== WHAT YOU HAVE TO DO ==
Below is a listing. Gather each line of it that contains "spike".

(Entries with figure data)
━━━━━━━━━━━━━━━━━━━━
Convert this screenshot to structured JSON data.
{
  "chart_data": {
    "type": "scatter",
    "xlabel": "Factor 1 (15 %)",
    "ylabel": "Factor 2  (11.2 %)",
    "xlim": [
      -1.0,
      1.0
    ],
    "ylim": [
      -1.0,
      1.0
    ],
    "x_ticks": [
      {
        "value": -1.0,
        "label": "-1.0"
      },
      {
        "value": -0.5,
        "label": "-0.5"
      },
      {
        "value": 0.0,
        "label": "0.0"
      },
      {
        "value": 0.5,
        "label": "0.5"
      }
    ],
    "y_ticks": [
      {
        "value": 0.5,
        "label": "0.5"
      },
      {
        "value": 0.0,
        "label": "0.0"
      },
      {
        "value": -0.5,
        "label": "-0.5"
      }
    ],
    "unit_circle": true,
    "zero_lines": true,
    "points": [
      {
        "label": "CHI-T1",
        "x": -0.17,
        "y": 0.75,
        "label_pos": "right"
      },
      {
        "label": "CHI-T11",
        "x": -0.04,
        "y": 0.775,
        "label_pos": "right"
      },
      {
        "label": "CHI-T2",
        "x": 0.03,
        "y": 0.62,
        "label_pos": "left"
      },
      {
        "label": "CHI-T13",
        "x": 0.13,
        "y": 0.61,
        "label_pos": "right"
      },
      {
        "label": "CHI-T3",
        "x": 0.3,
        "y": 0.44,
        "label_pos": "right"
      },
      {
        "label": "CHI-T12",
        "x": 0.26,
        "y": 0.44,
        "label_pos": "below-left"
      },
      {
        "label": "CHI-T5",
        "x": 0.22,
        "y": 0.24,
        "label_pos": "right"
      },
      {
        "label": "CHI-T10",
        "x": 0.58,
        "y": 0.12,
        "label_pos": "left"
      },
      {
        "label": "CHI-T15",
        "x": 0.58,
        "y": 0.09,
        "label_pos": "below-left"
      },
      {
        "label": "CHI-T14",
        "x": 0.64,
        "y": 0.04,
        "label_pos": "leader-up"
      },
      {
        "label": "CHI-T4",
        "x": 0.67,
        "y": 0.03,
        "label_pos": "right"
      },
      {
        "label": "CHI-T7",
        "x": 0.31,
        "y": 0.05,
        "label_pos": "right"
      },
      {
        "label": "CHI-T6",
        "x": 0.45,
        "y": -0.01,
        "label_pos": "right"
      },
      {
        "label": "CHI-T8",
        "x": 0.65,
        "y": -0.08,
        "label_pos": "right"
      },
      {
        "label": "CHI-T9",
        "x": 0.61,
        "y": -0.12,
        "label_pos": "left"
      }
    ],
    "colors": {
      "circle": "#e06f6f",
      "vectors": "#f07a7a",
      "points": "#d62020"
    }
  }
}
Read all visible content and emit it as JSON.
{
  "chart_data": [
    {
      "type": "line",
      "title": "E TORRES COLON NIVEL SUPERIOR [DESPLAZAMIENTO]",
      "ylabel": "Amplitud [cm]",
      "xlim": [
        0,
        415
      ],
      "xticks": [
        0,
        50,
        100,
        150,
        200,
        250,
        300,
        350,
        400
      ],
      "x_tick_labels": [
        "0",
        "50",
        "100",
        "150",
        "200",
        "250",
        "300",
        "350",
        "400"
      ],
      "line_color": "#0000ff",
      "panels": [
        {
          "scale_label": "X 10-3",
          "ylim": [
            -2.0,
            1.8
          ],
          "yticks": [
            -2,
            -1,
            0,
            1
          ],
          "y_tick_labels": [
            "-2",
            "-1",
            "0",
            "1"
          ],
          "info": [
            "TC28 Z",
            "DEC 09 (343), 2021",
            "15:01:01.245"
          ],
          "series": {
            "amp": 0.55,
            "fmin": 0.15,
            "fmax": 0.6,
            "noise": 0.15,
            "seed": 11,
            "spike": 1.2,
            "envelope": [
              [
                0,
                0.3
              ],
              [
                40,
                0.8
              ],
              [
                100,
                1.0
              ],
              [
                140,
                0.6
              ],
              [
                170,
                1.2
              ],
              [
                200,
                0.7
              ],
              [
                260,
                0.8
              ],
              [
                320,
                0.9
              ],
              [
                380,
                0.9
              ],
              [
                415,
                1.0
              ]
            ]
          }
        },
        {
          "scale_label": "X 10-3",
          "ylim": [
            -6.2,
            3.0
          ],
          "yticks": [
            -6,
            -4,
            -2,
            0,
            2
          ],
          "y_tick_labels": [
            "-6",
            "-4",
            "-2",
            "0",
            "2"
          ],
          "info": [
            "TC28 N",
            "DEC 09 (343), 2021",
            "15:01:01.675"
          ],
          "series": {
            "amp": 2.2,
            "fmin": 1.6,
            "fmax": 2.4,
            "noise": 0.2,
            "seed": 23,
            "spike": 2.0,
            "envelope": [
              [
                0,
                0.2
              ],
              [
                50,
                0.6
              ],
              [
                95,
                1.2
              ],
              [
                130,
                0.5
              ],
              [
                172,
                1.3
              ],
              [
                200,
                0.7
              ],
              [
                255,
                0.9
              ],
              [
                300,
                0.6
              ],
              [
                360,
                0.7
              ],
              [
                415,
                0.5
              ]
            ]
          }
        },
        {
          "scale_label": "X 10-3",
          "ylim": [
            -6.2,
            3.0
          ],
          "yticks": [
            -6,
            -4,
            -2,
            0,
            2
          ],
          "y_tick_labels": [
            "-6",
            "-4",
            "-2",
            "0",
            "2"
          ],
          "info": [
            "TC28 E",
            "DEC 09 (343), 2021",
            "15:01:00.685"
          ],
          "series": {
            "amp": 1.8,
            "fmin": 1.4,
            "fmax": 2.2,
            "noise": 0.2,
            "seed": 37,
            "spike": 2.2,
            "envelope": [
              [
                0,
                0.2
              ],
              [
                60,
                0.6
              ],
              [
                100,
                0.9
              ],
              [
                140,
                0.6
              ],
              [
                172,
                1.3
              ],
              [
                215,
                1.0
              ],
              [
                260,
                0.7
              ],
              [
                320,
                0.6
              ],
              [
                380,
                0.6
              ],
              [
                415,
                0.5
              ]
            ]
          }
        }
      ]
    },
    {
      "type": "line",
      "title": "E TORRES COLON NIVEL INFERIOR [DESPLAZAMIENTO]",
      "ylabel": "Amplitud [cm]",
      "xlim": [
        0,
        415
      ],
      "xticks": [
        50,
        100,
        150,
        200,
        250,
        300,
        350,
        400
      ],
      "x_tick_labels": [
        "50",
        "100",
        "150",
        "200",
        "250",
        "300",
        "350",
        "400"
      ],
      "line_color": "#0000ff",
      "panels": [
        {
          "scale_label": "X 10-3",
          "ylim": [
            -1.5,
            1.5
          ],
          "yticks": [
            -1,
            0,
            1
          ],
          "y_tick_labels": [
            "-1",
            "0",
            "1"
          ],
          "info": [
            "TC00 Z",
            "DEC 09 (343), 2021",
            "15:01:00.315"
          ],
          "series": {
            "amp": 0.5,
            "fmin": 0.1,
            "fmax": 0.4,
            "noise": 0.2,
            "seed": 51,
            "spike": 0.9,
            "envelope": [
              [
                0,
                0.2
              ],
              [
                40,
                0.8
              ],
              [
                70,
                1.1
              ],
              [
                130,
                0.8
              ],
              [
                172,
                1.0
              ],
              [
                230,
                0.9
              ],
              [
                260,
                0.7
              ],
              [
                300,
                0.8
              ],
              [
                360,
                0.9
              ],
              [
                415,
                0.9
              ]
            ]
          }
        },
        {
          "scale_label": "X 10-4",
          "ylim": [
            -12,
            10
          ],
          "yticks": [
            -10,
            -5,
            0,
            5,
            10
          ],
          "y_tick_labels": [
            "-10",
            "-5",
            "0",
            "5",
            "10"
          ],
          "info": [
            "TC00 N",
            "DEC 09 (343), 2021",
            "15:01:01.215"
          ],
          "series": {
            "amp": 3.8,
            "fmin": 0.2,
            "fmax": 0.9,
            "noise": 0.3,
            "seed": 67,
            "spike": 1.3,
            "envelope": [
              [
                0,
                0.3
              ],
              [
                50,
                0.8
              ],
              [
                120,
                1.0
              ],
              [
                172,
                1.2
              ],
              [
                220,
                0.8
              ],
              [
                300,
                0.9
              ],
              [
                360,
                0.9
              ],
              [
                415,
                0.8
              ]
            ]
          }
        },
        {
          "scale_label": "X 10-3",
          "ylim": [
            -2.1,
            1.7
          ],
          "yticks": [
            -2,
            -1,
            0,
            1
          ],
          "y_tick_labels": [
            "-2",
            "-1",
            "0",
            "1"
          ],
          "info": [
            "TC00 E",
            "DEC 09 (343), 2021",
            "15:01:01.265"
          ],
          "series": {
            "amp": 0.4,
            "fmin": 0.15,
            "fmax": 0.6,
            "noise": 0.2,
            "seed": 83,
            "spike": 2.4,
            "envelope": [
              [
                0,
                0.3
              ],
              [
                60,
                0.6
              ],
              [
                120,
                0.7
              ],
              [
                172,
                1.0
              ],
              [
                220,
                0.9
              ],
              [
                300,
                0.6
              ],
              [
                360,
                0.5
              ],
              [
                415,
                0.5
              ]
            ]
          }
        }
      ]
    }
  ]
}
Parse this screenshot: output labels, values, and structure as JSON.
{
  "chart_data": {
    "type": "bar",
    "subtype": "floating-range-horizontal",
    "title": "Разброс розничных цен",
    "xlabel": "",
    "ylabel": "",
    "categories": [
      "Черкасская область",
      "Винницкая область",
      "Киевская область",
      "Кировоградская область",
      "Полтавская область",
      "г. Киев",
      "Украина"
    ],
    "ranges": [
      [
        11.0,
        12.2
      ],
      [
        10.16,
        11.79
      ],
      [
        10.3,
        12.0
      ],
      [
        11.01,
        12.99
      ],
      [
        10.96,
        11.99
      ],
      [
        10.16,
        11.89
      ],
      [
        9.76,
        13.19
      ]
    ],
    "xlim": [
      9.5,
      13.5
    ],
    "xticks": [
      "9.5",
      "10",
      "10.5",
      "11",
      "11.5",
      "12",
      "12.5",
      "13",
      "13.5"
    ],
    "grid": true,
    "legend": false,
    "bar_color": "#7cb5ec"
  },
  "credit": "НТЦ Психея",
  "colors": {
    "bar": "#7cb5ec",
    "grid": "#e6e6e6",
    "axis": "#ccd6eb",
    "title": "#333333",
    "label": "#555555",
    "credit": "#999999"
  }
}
━━━━━━━━━━━━━━━━━━━━
== WORKED SOLUTION ==
            "spike": 1.2,
            "spike": 2.0,
            "spike": 2.2,
            "spike": 0.9,
            "spike": 1.3,
            "spike": 2.4,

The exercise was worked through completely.